Alıntı metin:
^^^^^^^^^^^^^^^^
Ağaçlandırılan sahayı orman halinde koruyup idame ettirmeyenlerden izin hakları
geri alınır. İmar ihya çalışması
yapılacak bozuk koru ve bozuk baltalık ormanların da bu fıkra hükümleri
uygulanır.
Mülkiyeti hazinede kalmak üzere
bu ağaçlandırma sonucu meydana gelecek ormandan faydalanma usulü, bu Kanunda
yer alan hususi ormanlara ait hükümler göre yürütülür. Bozuk ormanlardan çıkacak her nevi orman
emvali, üretim, taşıma ve diğer giderler kendilerine ait olmak üzere bu
sahaları boşaltıp ağaçlandıracaklara tarife bedeli üzerinden pazar satışı
olarak verilir.”
Ne yazık ki, işbilmez -ya da pek “uyanık”?-
bir meslektaşımın önayak olduğu ancak ilgili meslek örgütlerinin “üç
maymunları” anımsatan duyarsızlıkları nedeniyle kolayca gerçekleştirilen bu
düzenlemeleri son derece önemsiyorum. Bu nedenle, yıllarca öne sürdüğüm
tezlerin kimilerini bu bağlamda da yineleyeceğim; umarım hoş görürsünüz:
✓ Madde
“orman sahasını artırmak maksadıyla” düzenlenmiştir. Açıktır
ki bu düzenleme ancak hukuksal olarak “orman” sayılmayan
ancak sayılması gerekli görülen yerlerde yapılacak orman ekosistemi oluşturma
amaçlı ağaçlandırmalarla yaşama geçirilebilir. Oysa, Maddenin izleyen
tümceciğinde “orman sınırları içinde” yapılacak ağaçlandırma çalışmalarından da
söz ediliyor. Bu, Maddenin başında yer verilen “orman sahasını artırmak
maksadıyla…” amacıyla bağdaşmıyor. Bu noktada denilebilecektir ki;
“- İyi ama hukuksal olarak orman sayılan
arazilerde çeşitli nedenlerle orman ekosistemi bulunmaya yerler de var; yasada
sözü edilen yerler, bu gibi boşluklardır!” Bu düşüncede olanlara
söyleyebileceğim şunlar olacaktır: (i) Bu gibi “boşluklar” doğal olabilir, ki
bunlar ekolojik yönden orman ekosistemlerinin en az ağaçlıklı yerleri denli
önemlidir; ağaçlandırılmaması gerekir. (ii) Bu boşluklar orman ya da maki
ekosistemlerinin yanması, böcek ya da mantar kurutması yahut insanların çeşitli
amaçlarla yok etmesi vb nedenlerle ormansızlaşması sonucu da oluşmuş olabilir.
^^^^^^^^^^^^^^^^
Veri dökümü:
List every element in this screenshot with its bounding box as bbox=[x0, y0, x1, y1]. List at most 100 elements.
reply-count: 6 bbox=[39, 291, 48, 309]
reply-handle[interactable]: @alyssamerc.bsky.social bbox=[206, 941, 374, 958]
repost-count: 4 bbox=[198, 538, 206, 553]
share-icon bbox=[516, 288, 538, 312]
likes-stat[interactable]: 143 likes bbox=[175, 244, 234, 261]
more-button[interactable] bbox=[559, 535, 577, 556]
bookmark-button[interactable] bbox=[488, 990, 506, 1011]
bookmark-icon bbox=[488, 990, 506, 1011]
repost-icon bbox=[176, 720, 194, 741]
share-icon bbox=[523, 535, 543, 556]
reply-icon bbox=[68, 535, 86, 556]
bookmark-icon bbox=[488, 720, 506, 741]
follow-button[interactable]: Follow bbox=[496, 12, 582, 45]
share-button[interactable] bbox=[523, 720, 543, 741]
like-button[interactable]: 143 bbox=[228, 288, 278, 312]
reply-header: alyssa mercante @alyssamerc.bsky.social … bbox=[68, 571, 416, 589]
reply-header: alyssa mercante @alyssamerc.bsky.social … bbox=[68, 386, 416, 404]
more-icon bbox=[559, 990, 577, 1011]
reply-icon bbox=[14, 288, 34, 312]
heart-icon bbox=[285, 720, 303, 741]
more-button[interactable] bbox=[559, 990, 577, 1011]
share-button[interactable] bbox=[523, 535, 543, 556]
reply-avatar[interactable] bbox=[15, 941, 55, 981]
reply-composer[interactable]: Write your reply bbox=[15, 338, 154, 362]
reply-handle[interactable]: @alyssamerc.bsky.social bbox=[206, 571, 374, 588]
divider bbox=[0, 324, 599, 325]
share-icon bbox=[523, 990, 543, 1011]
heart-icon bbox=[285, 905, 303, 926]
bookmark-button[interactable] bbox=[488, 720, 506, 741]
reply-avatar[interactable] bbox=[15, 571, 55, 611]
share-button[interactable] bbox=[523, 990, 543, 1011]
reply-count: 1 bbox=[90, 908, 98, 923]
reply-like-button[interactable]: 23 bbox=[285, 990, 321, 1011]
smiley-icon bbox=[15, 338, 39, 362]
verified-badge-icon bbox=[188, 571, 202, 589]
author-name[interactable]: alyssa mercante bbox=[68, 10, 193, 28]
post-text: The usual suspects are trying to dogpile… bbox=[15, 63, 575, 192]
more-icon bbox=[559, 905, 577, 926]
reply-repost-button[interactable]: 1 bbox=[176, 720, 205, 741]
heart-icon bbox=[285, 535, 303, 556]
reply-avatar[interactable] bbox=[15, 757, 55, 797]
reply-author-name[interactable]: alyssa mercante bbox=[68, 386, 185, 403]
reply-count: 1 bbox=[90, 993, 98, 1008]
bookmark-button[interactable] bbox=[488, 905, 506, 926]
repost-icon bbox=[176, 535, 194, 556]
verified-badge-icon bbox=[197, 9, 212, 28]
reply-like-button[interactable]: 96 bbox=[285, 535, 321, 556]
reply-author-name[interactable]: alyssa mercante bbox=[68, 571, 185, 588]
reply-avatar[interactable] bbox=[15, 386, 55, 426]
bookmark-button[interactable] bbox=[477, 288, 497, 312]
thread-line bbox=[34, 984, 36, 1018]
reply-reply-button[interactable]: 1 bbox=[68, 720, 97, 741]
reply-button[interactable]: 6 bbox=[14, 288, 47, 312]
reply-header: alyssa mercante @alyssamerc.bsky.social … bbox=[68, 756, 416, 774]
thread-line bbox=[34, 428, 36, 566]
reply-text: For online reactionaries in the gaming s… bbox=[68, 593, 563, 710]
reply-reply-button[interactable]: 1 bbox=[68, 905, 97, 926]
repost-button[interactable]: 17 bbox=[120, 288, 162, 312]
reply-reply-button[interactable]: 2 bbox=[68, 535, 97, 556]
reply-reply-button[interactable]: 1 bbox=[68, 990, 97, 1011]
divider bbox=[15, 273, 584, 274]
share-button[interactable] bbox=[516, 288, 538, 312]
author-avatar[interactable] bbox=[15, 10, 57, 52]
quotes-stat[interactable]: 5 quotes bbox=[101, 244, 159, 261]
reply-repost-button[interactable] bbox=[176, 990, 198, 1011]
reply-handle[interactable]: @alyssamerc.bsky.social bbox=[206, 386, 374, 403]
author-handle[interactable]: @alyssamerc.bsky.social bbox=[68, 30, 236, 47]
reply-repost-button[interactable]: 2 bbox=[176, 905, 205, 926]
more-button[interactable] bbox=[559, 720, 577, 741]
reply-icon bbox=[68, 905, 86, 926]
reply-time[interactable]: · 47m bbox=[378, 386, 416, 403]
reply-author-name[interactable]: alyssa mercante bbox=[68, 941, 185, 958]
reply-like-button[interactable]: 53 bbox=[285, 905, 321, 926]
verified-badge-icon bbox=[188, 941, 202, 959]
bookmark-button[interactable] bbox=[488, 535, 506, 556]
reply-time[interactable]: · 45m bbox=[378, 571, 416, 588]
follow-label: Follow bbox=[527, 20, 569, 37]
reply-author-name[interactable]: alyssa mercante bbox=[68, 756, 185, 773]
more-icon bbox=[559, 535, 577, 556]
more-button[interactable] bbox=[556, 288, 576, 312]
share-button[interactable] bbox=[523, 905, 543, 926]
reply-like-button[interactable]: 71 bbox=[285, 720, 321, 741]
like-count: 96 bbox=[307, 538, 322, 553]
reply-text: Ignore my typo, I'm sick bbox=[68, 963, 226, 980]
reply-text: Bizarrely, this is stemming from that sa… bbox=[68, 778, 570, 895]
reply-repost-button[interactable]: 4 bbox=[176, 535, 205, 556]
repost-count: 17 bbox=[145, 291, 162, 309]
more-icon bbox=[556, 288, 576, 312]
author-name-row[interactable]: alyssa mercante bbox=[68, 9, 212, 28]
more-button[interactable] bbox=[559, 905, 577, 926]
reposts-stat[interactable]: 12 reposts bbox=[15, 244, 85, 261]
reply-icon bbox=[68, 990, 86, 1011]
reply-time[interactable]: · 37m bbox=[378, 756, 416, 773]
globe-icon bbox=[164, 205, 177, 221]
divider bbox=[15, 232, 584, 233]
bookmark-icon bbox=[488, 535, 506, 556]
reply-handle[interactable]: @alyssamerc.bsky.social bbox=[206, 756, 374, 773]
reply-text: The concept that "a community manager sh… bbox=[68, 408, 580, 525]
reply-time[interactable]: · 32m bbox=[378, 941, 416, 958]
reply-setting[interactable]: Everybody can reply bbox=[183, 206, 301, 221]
^^^^^^^^^^^^^^^^
İstenenler:
1. Aşağıdaki ifadeler ağaçlandırma metniyle uyuşuyor mu? Her biri için evet ya da hayır deyin ve karar veren sözcükleri metinden aynen alıntılayın.
(a) Ağaçlandırılan sahayı orman halinde korumayanların izin hakları geri alınır.
(b) Bozuk ormanlardan çıkacak orman emvali, sahayı ağaçlandıracaklara bedelsiz verilir.
(c) Doğal boşlukların ağaçlandırılması gerektiği savunulur.
2. Ağaçlandırma metninde "Mülkiyeti hazinede kalmak üzere" diye başlayan paragrafı, ana bilgilerini koruyarak kısa bir madde listesine dönüştürür müsünüz?
3. Ağaçlandırma metnini, son cümlesinden sonra kaldığı yerden sürdürür müsünüz?

Cevaplar aşağıda:
1.
(a) Evet: "Ağaçlandırılan sahayı orman halinde koruyup idame ettirmeyenlerden izin hakları geri alınır."
(b) Hayır: "tarife bedeli üzerinden pazar satışı olarak verilir"
(c) Hayır: "ağaçlandırılmaması gerekir"

2.
- Ağaçlandırmayla oluşacak ormanın mülkiyeti hazinede kalır.
- Bu ormandan faydalanma usulü, Kanundaki hususi ormanlara ait hükümlere göre yürütülür.
- Bozuk ormanlardan çıkacak her türlü orman emvali, bu sahaları boşaltıp ağaçlandıracak olanlara tarife bedeli üzerinden pazar satışıyla verilir.
- Üretim, taşıma ve diğer giderler bu kişilere aittir.

3.
Ancak, Maddede bu gibi yerler zaten sayılmıştır. Öyle anlaşılıyor ki, yasa koyucu,
bu düzenlemeyi yaparken, hukuksal olarak “orman” sayılabilecek yerlerin
genişletilmesini amaçlamıştır*. ✓ Maddeye göre,
maddede sayılan yerlerde “ağaçlandırma” yapılması gerekiyor. Öyle ki, ağaçlandırma
çalışmalarının da “orman
sahasını artırmak maksadıyla”,
dolayısıyla orman ekosistemi oluşturma amacıyla yapılması zorunlu kılınmıştır.
Oysa, Ağaçlandırma Yönetmelikleri, daha çok da ilgili genelgelerle devlet
ormanı” sayılan arazilerdeki maki, yanı sıra, “bozuk” ya da “verimsiz” yahut
“boşluklu kapalı” sayılan yaşlı, doğal orman ekosistemleri kaldırılarak
yerlerinde özel, örneğin “tıbbi ve aromatik bitki” yetiştiriciliği ile
cevizlik, kestanelik, bademlik, zeytinlik vb oluşturulması da olanaklı
kılınmıştır. ✓ “…köy tüzelkişilikleri ve diğer gerçek ve tüzelkişilerin”
“özel ağaçlandırma” ile “özel imar ihya”, daha açık bir söyleyişle de
zeytincilik, kestanecilik, bademcilik, cevizcilik yapabilecekleri hukuksal
olarak “devlet ormanı” sayılan yerler arasında “yangın… sebebiyle… meydana
gelmiş açıklıklar…” da sayılmıştır. Bu, açıktır ki, orman ya da maki
ekosistemlerinde yangın çıkarma eylemlerini özendirebilecek bir düzenlemedir.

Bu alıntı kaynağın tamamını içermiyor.